**Given instruction:** Return the records, each one exactly as written.

===== Provided data

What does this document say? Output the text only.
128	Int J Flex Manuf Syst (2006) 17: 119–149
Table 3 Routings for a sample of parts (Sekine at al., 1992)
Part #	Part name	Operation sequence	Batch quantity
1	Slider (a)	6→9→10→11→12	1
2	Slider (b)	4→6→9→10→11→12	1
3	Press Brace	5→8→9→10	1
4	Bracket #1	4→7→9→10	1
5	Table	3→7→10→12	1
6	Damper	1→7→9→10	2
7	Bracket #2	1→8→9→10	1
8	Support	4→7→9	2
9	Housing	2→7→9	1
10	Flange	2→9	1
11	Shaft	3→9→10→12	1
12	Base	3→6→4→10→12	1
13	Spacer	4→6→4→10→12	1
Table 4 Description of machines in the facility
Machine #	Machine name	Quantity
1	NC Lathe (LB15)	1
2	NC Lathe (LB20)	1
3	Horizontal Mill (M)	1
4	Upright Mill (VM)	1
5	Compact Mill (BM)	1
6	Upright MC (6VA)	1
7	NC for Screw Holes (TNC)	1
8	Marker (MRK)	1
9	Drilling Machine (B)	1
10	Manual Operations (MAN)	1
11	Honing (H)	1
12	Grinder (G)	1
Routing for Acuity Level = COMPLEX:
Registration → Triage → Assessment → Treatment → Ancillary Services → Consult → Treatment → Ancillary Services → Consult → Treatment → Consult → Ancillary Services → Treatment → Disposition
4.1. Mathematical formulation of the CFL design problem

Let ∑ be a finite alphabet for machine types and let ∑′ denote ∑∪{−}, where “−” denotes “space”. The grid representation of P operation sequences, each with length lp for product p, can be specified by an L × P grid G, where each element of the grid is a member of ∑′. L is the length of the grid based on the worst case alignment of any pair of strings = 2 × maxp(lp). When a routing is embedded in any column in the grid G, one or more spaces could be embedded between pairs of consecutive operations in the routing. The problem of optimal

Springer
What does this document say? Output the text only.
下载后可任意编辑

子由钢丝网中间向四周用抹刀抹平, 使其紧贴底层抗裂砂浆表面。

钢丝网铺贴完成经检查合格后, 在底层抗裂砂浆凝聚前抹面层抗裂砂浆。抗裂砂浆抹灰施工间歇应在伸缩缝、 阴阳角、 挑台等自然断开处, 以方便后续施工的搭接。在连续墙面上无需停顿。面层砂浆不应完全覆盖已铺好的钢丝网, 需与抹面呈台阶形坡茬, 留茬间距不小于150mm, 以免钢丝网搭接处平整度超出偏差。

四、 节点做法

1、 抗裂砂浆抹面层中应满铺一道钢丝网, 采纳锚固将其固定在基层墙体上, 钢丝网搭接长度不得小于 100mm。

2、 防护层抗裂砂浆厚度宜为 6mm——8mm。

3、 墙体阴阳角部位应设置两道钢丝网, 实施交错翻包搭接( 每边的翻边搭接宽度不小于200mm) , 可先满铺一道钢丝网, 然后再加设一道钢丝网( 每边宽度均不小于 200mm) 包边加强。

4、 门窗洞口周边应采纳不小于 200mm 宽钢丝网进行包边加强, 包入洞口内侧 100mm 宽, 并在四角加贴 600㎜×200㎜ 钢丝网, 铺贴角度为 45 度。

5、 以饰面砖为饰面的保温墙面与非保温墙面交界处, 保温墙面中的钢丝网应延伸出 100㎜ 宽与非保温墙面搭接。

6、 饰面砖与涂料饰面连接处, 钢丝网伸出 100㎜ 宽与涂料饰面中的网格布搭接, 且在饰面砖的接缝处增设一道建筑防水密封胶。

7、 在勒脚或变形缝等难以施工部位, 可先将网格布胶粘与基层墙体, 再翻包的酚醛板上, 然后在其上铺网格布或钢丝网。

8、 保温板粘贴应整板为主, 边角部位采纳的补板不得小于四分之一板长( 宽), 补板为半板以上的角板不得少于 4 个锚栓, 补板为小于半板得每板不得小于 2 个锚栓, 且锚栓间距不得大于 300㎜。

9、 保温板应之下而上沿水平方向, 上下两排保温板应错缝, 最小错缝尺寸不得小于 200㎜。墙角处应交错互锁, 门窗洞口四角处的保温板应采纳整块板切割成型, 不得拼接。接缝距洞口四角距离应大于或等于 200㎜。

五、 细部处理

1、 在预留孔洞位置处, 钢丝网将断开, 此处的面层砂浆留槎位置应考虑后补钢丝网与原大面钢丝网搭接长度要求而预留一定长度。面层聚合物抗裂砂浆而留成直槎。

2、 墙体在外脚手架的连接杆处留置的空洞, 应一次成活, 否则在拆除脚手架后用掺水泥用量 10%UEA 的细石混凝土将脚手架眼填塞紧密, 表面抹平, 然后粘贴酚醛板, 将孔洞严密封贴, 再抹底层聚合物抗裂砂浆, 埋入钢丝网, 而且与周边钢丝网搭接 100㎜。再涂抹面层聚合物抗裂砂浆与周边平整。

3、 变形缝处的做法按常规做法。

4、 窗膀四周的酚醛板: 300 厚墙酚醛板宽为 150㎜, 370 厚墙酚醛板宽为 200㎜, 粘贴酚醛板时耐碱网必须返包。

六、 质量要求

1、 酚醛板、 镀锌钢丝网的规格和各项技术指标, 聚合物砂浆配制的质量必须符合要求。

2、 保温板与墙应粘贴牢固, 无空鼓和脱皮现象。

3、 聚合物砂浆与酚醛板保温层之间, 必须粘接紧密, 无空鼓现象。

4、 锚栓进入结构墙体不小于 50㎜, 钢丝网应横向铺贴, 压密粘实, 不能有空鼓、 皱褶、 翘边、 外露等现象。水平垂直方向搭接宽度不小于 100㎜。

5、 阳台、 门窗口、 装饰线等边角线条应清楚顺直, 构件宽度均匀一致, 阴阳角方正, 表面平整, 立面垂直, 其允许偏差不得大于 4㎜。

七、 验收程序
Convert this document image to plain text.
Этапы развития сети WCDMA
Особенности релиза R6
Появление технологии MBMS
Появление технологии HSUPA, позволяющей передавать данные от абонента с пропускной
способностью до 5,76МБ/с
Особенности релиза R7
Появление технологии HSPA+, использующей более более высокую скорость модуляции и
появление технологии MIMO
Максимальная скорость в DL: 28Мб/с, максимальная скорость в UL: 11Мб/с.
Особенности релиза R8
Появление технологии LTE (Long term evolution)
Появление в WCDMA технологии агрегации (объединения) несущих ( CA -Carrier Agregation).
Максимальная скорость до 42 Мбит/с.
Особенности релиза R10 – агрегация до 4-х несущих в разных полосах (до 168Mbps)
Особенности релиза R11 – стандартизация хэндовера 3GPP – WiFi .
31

==========

**Final answer:**
What does this document say? Output the text only.
128	Int J Flex Manuf Syst (2006) 17: 119–149
Table 3 Routings for a sample of parts (Sekine at al., 1992)
Part #	Part name	Operation sequence	Batch quantity
1	Slider (a)	6→9→10→11→12	1
2	Slider (b)	4→6→9→10→11→12	1
3	Press Brace	5→8→9→10	1
4	Bracket #1	4→7→9→10	1
5	Table	3→7→10→12	1
6	Damper	1→7→9→10	2
7	Bracket #2	1→8→9→10	1
8	Support	4→7→9	2
9	Housing	2→7→9	1
10	Flange	2→9	1
11	Shaft	3→9→10→12	1
12	Base	3→6→4→10→12	1
13	Spacer	4→6→4→10→12	1
Table 4 Description of machines in the facility
Machine #	Machine name	Quantity
1	NC Lathe (LB15)	1
2	NC Lathe (LB20)	1
3	Horizontal Mill (M)	1
4	Upright Mill (VM)	1
5	Compact Mill (BM)	1
6	Upright MC (6VA)	1
7	NC for Screw Holes (TNC)	1
8	Marker (MRK)	1
9	Drilling Machine (B)	1
10	Manual Operations (MAN)	1
11	Honing (H)	1
12	Grinder (G)	1
Routing for Acuity Level = COMPLEX:
Registration → Triage → Assessment → Treatment → Ancillary Services → Consult → Treatment → Ancillary Services → Consult → Treatment → Consult → Ancillary Services → Treatment → Disposition
4.1. Mathematical formulation of the CFL design problem

Let ∑ be a finite alphabet for machine types and let ∑′ denote ∑∪{−}, where “−” denotes “space”. The grid representation of P operation sequences, each with length lp for product p, can be specified by an L × P grid G, where each element of the grid is a member of ∑′. L is the length of the grid based on the worst case alignment of any pair of strings = 2 × maxp(lp). When a routing is embedded in any column in the grid G, one or more spaces could be embedded between pairs of consecutive operations in the routing. The problem of optimal

Springer
What does this document say? Output the text only.
下载后可任意编辑

子由钢丝网中间向四周用抹刀抹平, 使其紧贴底层抗裂砂浆表面。

钢丝网铺贴完成经检查合格后, 在底层抗裂砂浆凝聚前抹面层抗裂砂浆。抗裂砂浆抹灰施工间歇应在伸缩缝、 阴阳角、 挑台等自然断开处, 以方便后续施工的搭接。在连续墙面上无需停顿。面层砂浆不应完全覆盖已铺好的钢丝网, 需与抹面呈台阶形坡茬, 留茬间距不小于150mm, 以免钢丝网搭接处平整度超出偏差。

四、 节点做法

1、 抗裂砂浆抹面层中应满铺一道钢丝网, 采纳锚固将其固定在基层墙体上, 钢丝网搭接长度不得小于 100mm。

2、 防护层抗裂砂浆厚度宜为 6mm——8mm。

3、 墙体阴阳角部位应设置两道钢丝网, 实施交错翻包搭接( 每边的翻边搭接宽度不小于200mm) , 可先满铺一道钢丝网, 然后再加设一道钢丝网( 每边宽度均不小于 200mm) 包边加强。

4、 门窗洞口周边应采纳不小于 200mm 宽钢丝网进行包边加强, 包入洞口内侧 100mm 宽, 并在四角加贴 600㎜×200㎜ 钢丝网, 铺贴角度为 45 度。

5、 以饰面砖为饰面的保温墙面与非保温墙面交界处, 保温墙面中的钢丝网应延伸出 100㎜ 宽与非保温墙面搭接。

6、 饰面砖与涂料饰面连接处, 钢丝网伸出 100㎜ 宽与涂料饰面中的网格布搭接, 且在饰面砖的接缝处增设一道建筑防水密封胶。

7、 在勒脚或变形缝等难以施工部位, 可先将网格布胶粘与基层墙体, 再翻包的酚醛板上, 然后在其上铺网格布或钢丝网。

8、 保温板粘贴应整板为主, 边角部位采纳的补板不得小于四分之一板长( 宽), 补板为半板以上的角板不得少于 4 个锚栓, 补板为小于半板得每板不得小于 2 个锚栓, 且锚栓间距不得大于 300㎜。

9、 保温板应之下而上沿水平方向, 上下两排保温板应错缝, 最小错缝尺寸不得小于 200㎜。墙角处应交错互锁, 门窗洞口四角处的保温板应采纳整块板切割成型, 不得拼接。接缝距洞口四角距离应大于或等于 200㎜。

五、 细部处理

1、 在预留孔洞位置处, 钢丝网将断开, 此处的面层砂浆留槎位置应考虑后补钢丝网与原大面钢丝网搭接长度要求而预留一定长度。面层聚合物抗裂砂浆而留成直槎。

2、 墙体在外脚手架的连接杆处留置的空洞, 应一次成活, 否则在拆除脚手架后用掺水泥用量 10%UEA 的细石混凝土将脚手架眼填塞紧密, 表面抹平, 然后粘贴酚醛板, 将孔洞严密封贴, 再抹底层聚合物抗裂砂浆, 埋入钢丝网, 而且与周边钢丝网搭接 100㎜。再涂抹面层聚合物抗裂砂浆与周边平整。

3、 变形缝处的做法按常规做法。

4、 窗膀四周的酚醛板: 300 厚墙酚醛板宽为 150㎜, 370 厚墙酚醛板宽为 200㎜, 粘贴酚醛板时耐碱网必须返包。

六、 质量要求

1、 酚醛板、 镀锌钢丝网的规格和各项技术指标, 聚合物砂浆配制的质量必须符合要求。

2、 保温板与墙应粘贴牢固, 无空鼓和脱皮现象。

3、 聚合物砂浆与酚醛板保温层之间, 必须粘接紧密, 无空鼓现象。

4、 锚栓进入结构墙体不小于 50㎜, 钢丝网应横向铺贴, 压密粘实, 不能有空鼓、 皱褶、 翘边、 外露等现象。水平垂直方向搭接宽度不小于 100㎜。

5、 阳台、 门窗口、 装饰线等边角线条应清楚顺直, 构件宽度均匀一致, 阴阳角方正, 表面平整, 立面垂直, 其允许偏差不得大于 4㎜。

七、 验收程序
Convert this document image to plain text.
Этапы развития сети WCDMA
Особенности релиза R6
Появление технологии MBMS
Появление технологии HSUPA, позволяющей передавать данные от абонента с пропускной
способностью до 5,76МБ/с
Особенности релиза R7
Появление технологии HSPA+, использующей более более высокую скорость модуляции и
появление технологии MIMO
Максимальная скорость в DL: 28Мб/с, максимальная скорость в UL: 11Мб/с.
Особенности релиза R8
Появление технологии LTE (Long term evolution)
Появление в WCDMA технологии агрегации (объединения) несущих ( CA -Carrier Agregation).
Максимальная скорость до 42 Мбит/с.
Особенности релиза R10 – агрегация до 4-х несущих в разных полосах (до 168Mbps)
Особенности релиза R11 – стандартизация хэндовера 3GPP – WiFi .
31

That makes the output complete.